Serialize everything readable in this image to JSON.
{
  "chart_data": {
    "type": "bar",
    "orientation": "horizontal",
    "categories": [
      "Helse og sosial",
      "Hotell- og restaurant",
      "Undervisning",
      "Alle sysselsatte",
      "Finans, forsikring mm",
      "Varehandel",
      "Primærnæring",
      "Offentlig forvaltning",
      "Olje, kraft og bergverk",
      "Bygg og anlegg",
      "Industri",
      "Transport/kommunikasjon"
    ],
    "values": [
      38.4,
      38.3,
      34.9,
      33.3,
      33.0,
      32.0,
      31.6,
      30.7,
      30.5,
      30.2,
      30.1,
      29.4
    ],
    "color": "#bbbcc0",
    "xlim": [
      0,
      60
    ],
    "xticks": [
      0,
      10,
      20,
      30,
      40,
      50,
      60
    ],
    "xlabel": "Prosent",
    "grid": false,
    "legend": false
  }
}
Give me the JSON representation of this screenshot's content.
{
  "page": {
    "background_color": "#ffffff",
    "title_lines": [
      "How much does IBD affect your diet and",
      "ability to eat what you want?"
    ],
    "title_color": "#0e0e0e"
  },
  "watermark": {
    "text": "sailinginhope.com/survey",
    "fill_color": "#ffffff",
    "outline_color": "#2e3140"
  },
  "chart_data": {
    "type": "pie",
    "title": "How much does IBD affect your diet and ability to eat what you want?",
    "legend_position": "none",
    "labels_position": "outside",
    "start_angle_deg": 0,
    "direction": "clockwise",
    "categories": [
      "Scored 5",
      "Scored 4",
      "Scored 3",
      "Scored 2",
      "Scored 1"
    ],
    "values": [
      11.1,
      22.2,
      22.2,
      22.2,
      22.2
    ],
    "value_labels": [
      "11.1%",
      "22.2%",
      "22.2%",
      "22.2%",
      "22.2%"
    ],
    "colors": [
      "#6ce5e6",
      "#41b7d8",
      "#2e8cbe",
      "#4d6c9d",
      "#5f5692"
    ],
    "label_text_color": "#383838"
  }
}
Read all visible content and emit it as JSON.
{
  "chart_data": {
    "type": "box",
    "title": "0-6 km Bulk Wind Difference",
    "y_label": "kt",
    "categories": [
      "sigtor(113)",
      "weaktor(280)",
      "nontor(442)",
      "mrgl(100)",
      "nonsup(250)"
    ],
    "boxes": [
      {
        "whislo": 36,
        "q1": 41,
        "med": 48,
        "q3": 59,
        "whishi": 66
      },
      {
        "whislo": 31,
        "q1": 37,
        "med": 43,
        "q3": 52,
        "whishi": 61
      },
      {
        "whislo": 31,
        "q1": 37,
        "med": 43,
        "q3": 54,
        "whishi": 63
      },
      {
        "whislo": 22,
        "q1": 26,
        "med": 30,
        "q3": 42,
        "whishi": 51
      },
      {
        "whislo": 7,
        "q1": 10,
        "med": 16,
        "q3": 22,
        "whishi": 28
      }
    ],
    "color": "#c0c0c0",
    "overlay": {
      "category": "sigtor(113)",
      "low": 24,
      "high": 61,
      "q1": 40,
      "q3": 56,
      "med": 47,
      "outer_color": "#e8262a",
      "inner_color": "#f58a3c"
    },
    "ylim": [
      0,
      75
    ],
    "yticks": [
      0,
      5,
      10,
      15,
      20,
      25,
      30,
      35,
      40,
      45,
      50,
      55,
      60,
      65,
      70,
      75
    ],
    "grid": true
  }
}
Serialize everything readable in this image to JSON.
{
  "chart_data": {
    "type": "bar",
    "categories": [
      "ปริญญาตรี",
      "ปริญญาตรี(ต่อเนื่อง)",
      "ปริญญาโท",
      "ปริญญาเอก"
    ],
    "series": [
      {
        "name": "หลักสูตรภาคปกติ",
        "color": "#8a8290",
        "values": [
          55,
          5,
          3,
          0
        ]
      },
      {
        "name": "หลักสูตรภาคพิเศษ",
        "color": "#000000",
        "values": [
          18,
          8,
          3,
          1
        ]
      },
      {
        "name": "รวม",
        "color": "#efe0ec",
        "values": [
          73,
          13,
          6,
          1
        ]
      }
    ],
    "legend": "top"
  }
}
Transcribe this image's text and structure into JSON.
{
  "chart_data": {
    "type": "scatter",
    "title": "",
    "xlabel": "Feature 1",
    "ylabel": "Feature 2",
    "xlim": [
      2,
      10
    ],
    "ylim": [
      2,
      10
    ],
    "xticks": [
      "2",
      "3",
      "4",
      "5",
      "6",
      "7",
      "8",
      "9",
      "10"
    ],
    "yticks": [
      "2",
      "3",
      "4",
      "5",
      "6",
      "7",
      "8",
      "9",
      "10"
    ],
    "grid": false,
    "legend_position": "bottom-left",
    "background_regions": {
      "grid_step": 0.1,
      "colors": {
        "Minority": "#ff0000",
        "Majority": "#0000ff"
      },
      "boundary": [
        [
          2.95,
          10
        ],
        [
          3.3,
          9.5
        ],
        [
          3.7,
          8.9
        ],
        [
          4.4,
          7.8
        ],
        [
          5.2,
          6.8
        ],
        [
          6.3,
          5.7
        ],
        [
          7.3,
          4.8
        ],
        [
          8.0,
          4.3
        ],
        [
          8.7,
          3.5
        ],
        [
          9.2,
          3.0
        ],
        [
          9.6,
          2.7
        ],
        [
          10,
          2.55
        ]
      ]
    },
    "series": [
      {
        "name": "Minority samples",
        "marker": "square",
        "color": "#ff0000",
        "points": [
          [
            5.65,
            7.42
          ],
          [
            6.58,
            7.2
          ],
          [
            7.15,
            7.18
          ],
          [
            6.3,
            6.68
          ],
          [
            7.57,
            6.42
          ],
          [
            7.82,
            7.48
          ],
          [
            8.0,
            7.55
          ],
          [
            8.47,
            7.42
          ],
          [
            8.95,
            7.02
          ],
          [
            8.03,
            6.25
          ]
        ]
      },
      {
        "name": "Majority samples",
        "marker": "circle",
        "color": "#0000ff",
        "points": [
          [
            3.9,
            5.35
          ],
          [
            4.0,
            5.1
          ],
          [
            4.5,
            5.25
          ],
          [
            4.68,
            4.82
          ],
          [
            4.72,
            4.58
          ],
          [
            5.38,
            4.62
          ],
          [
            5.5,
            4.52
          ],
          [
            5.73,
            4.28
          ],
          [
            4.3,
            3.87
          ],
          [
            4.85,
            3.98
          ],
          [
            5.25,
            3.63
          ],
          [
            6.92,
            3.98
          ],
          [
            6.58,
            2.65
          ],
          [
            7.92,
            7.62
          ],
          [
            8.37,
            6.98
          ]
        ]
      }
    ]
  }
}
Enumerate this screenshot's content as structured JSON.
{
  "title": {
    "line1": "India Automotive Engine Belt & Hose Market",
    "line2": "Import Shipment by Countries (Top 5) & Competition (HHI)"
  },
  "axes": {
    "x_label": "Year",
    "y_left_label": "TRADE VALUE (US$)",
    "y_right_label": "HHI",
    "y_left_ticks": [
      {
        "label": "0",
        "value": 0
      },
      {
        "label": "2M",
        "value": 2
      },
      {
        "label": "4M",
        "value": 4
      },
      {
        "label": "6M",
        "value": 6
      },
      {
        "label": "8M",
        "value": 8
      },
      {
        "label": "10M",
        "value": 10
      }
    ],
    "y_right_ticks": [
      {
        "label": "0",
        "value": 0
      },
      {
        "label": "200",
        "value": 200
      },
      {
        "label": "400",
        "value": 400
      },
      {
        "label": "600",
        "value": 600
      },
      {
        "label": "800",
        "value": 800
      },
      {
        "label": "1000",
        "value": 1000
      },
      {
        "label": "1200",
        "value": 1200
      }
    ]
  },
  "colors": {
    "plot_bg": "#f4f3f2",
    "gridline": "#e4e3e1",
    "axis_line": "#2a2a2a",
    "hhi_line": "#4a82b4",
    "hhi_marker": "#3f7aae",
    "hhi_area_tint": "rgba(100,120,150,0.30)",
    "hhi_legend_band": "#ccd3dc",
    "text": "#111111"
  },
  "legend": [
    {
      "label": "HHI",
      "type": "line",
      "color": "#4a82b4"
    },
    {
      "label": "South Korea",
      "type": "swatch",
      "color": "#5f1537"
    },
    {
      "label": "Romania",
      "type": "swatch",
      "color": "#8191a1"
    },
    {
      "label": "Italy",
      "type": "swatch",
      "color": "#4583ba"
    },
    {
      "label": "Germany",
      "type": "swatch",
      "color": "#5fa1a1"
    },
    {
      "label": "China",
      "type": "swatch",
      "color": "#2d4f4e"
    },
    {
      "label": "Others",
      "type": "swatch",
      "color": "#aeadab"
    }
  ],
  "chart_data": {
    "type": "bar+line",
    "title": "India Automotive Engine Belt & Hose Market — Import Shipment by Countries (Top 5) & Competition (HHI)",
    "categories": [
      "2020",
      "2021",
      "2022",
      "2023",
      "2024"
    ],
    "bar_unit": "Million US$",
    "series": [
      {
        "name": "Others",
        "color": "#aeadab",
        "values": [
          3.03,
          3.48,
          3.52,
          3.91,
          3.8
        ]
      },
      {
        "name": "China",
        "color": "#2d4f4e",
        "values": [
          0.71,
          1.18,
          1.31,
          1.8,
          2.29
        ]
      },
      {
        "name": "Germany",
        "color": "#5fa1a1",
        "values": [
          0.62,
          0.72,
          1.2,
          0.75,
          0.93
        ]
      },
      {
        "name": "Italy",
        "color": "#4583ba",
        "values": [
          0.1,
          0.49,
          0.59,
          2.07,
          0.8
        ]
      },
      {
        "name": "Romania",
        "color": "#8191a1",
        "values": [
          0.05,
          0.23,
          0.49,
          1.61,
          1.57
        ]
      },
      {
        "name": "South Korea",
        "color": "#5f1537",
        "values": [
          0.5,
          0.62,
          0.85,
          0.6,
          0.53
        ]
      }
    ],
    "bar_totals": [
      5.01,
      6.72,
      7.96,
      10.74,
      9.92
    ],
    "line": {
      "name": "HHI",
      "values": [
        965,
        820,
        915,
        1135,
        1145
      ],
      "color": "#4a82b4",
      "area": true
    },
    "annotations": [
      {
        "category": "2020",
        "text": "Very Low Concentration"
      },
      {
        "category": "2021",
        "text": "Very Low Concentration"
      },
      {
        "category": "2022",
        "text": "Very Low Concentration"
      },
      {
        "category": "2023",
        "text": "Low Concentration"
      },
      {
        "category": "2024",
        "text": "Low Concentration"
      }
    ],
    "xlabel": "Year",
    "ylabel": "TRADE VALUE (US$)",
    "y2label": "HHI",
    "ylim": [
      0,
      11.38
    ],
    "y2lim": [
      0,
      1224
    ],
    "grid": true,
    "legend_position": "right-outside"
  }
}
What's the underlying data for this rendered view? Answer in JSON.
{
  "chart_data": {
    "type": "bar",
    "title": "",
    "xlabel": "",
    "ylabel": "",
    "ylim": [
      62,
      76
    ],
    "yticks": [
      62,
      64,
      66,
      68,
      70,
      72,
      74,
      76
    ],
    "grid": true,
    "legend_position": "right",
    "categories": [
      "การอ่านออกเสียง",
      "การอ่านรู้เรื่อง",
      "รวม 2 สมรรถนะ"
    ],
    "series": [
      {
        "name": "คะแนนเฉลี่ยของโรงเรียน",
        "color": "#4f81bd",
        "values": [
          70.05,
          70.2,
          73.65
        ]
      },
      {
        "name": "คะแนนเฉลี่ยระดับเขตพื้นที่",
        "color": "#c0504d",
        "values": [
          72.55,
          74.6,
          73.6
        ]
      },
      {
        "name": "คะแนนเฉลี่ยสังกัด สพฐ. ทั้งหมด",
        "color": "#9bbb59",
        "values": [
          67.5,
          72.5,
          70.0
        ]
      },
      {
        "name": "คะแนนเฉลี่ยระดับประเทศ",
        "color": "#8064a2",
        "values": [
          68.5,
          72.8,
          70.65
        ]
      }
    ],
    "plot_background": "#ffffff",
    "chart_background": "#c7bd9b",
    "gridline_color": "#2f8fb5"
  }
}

----------------------------------------

Show every line above in which the word "this" occurs.

**ANSWER IN FULL:**
Serialize everything readable in this image to JSON.
Give me the JSON representation of this screenshot's content.
Serialize everything readable in this image to JSON.
Transcribe this image's text and structure into JSON.
Enumerate this screenshot's content as structured JSON.
What's the underlying data for this rendered view? Answer in JSON.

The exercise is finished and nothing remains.